PROBLEM STATEMENT
Copy the data that follows, character for character, minus the pictures.

────────────────────────────────────────

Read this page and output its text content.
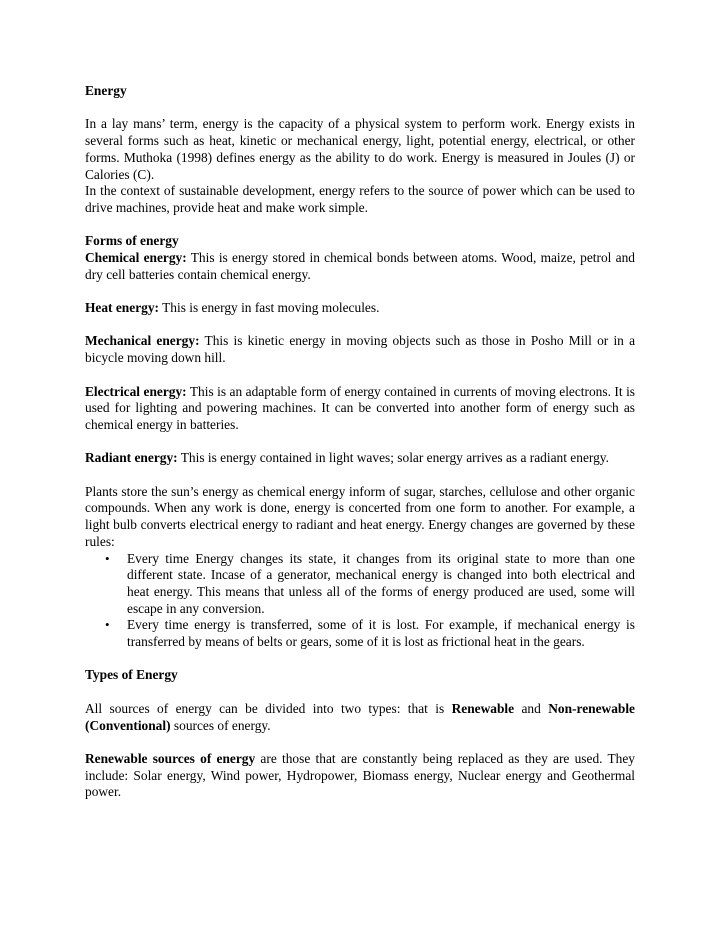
Energy

In a lay mans’ term, energy is the capacity of a physical system to perform work. Energy exists in several forms such as heat, kinetic or mechanical energy, light, potential energy, electrical, or other forms. Muthoka (1998) defines energy as the ability to do work. Energy is measured in Joules (J) or Calories (C).

In the context of sustainable development, energy refers to the source of power which can be used to drive machines, provide heat and make work simple.

Forms of energy

Chemical energy: This is energy stored in chemical bonds between atoms. Wood, maize, petrol and dry cell batteries contain chemical energy.

Heat energy: This is energy in fast moving molecules.

Mechanical energy: This is kinetic energy in moving objects such as those in Posho Mill or in a bicycle moving down hill.

Electrical energy: This is an adaptable form of energy contained in currents of moving electrons. It is used for lighting and powering machines. It can be converted into another form of energy such as chemical energy in batteries.

Radiant energy: This is energy contained in light waves; solar energy arrives as a radiant energy.

Plants store the sun’s energy as chemical energy inform of sugar, starches, cellulose and other organic compounds. When any work is done, energy is concerted from one form to another. For example, a light bulb converts electrical energy to radiant and heat energy. Energy changes are governed by these rules:

• Every time Energy changes its state, it changes from its original state to more than one different state. Incase of a generator, mechanical energy is changed into both electrical and heat energy. This means that unless all of the forms of energy produced are used, some will escape in any conversion.
• Every time energy is transferred, some of it is lost. For example, if mechanical energy is transferred by means of belts or gears, some of it is lost as frictional heat in the gears.

Types of Energy

All sources of energy can be divided into two types: that is Renewable and Non-renewable (Conventional) sources of energy.

Renewable sources of energy are those that are constantly being replaced as they are used. They include: Solar energy, Wind power, Hydropower, Biomass energy, Nuclear energy and Geothermal power.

────────────────────────────────────────

FINISHED ANSWER
Read this page and output its text content.
Energy

In a lay mans’ term, energy is the capacity of a physical system to perform work. Energy exists in several forms such as heat, kinetic or mechanical energy, light, potential energy, electrical, or other forms. Muthoka (1998) defines energy as the ability to do work. Energy is measured in Joules (J) or Calories (C).

In the context of sustainable development, energy refers to the source of power which can be used to drive machines, provide heat and make work simple.

Forms of energy

Chemical energy: This is energy stored in chemical bonds between atoms. Wood, maize, petrol and dry cell batteries contain chemical energy.

Heat energy: This is energy in fast moving molecules.

Mechanical energy: This is kinetic energy in moving objects such as those in Posho Mill or in a bicycle moving down hill.

Electrical energy: This is an adaptable form of energy contained in currents of moving electrons. It is used for lighting and powering machines. It can be converted into another form of energy such as chemical energy in batteries.

Radiant energy: This is energy contained in light waves; solar energy arrives as a radiant energy.

Plants store the sun’s energy as chemical energy inform of sugar, starches, cellulose and other organic compounds. When any work is done, energy is concerted from one form to another. For example, a light bulb converts electrical energy to radiant and heat energy. Energy changes are governed by these rules:

• Every time Energy changes its state, it changes from its original state to more than one different state. Incase of a generator, mechanical energy is changed into both electrical and heat energy. This means that unless all of the forms of energy produced are used, some will escape in any conversion.
• Every time energy is transferred, some of it is lost. For example, if mechanical energy is transferred by means of belts or gears, some of it is lost as frictional heat in the gears.

Types of Energy

All sources of energy can be divided into two types: that is Renewable and Non-renewable (Conventional) sources of energy.

Renewable sources of energy are those that are constantly being replaced as they are used. They include: Solar energy, Wind power, Hydropower, Biomass energy, Nuclear energy and Geothermal power.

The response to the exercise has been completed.